*** WORKING DATA

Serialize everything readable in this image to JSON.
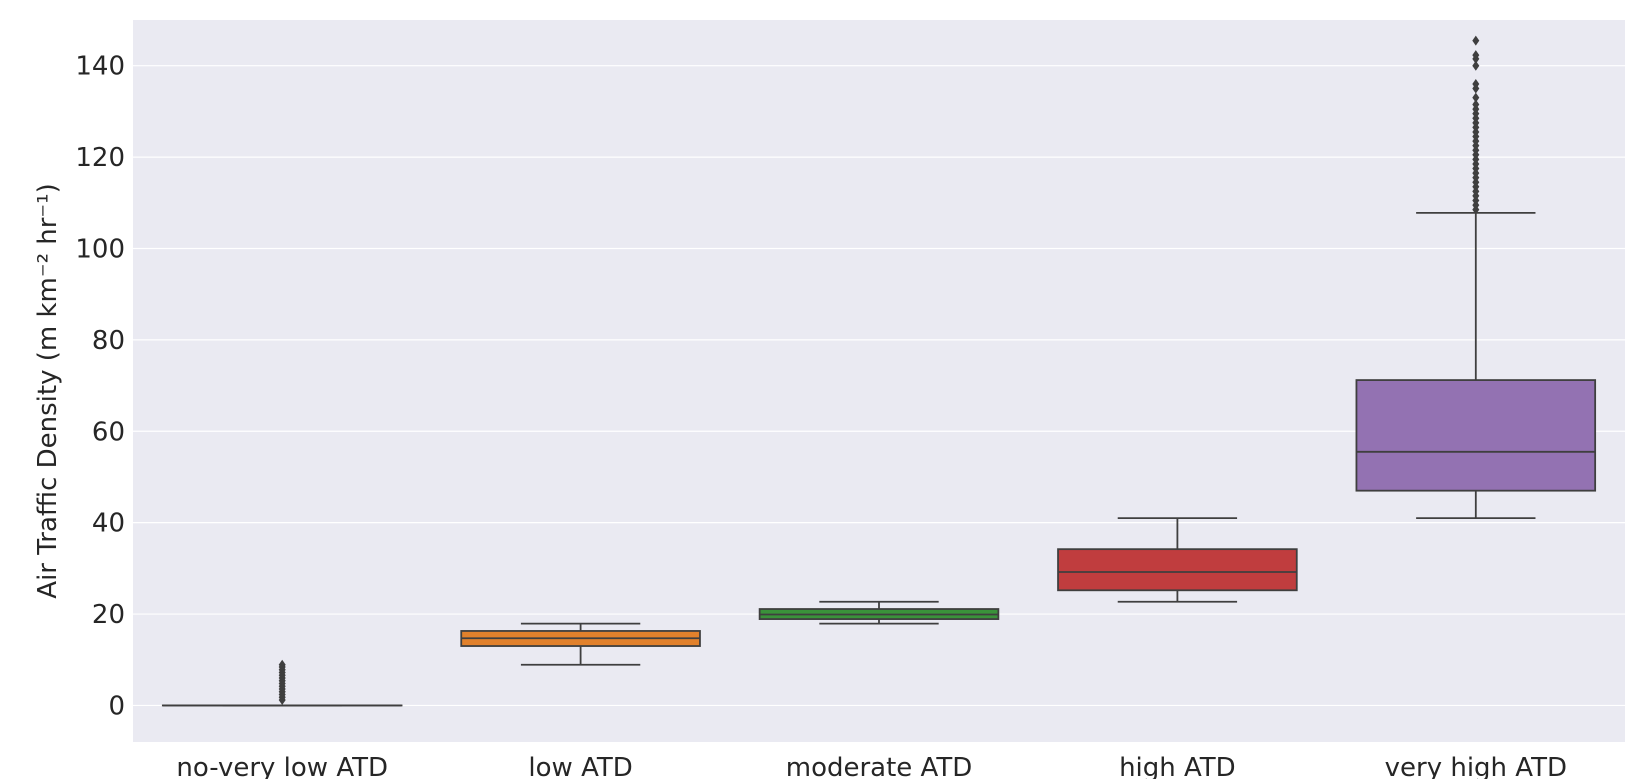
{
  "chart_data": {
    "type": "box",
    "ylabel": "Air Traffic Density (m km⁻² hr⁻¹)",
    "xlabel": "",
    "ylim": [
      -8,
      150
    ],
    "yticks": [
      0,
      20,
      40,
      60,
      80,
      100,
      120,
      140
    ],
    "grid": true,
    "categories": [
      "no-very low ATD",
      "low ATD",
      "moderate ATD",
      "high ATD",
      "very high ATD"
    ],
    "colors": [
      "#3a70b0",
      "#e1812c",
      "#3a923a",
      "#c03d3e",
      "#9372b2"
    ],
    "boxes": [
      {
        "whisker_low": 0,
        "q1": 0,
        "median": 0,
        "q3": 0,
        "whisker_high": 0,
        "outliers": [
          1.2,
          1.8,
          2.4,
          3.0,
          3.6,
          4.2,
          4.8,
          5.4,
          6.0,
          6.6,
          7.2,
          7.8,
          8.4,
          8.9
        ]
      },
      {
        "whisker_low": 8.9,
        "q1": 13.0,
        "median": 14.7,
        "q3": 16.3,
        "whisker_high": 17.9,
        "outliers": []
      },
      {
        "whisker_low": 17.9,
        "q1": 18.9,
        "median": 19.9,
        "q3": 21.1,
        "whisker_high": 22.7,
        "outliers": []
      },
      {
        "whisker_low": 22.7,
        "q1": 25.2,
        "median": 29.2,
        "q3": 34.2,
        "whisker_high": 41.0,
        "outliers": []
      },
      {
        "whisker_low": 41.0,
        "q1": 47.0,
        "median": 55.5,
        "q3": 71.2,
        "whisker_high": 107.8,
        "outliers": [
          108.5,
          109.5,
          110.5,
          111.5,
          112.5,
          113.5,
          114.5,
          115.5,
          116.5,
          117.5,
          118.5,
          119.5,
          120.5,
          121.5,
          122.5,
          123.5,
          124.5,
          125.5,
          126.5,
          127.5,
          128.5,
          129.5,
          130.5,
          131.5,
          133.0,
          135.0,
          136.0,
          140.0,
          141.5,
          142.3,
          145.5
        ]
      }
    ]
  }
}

******

= EXERCISE GOAL =
Reproduce the entries above without change, omitting all pictures.

= EXERCISE OUTPUT =
Serialize everything readable in this image to JSON.
{
  "chart_data": {
    "type": "box",
    "ylabel": "Air Traffic Density (m km⁻² hr⁻¹)",
    "xlabel": "",
    "ylim": [
      -8,
      150
    ],
    "yticks": [
      0,
      20,
      40,
      60,
      80,
      100,
      120,
      140
    ],
    "grid": true,
    "categories": [
      "no-very low ATD",
      "low ATD",
      "moderate ATD",
      "high ATD",
      "very high ATD"
    ],
    "colors": [
      "#3a70b0",
      "#e1812c",
      "#3a923a",
      "#c03d3e",
      "#9372b2"
    ],
    "boxes": [
      {
        "whisker_low": 0,
        "q1": 0,
        "median": 0,
        "q3": 0,
        "whisker_high": 0,
        "outliers": [
          1.2,
          1.8,
          2.4,
          3.0,
          3.6,
          4.2,
          4.8,
          5.4,
          6.0,
          6.6,
          7.2,
          7.8,
          8.4,
          8.9
        ]
      },
      {
        "whisker_low": 8.9,
        "q1": 13.0,
        "median": 14.7,
        "q3": 16.3,
        "whisker_high": 17.9,
        "outliers": []
      },
      {
        "whisker_low": 17.9,
        "q1": 18.9,
        "median": 19.9,
        "q3": 21.1,
        "whisker_high": 22.7,
        "outliers": []
      },
      {
        "whisker_low": 22.7,
        "q1": 25.2,
        "median": 29.2,
        "q3": 34.2,
        "whisker_high": 41.0,
        "outliers": []
      },
      {
        "whisker_low": 41.0,
        "q1": 47.0,
        "median": 55.5,
        "q3": 71.2,
        "whisker_high": 107.8,
        "outliers": [
          108.5,
          109.5,
          110.5,
          111.5,
          112.5,
          113.5,
          114.5,
          115.5,
          116.5,
          117.5,
          118.5,
          119.5,
          120.5,
          121.5,
          122.5,
          123.5,
          124.5,
          125.5,
          126.5,
          127.5,
          128.5,
          129.5,
          130.5,
          131.5,
          133.0,
          135.0,
          136.0,
          140.0,
          141.5,
          142.3,
          145.5
        ]
      }
    ]
  }
}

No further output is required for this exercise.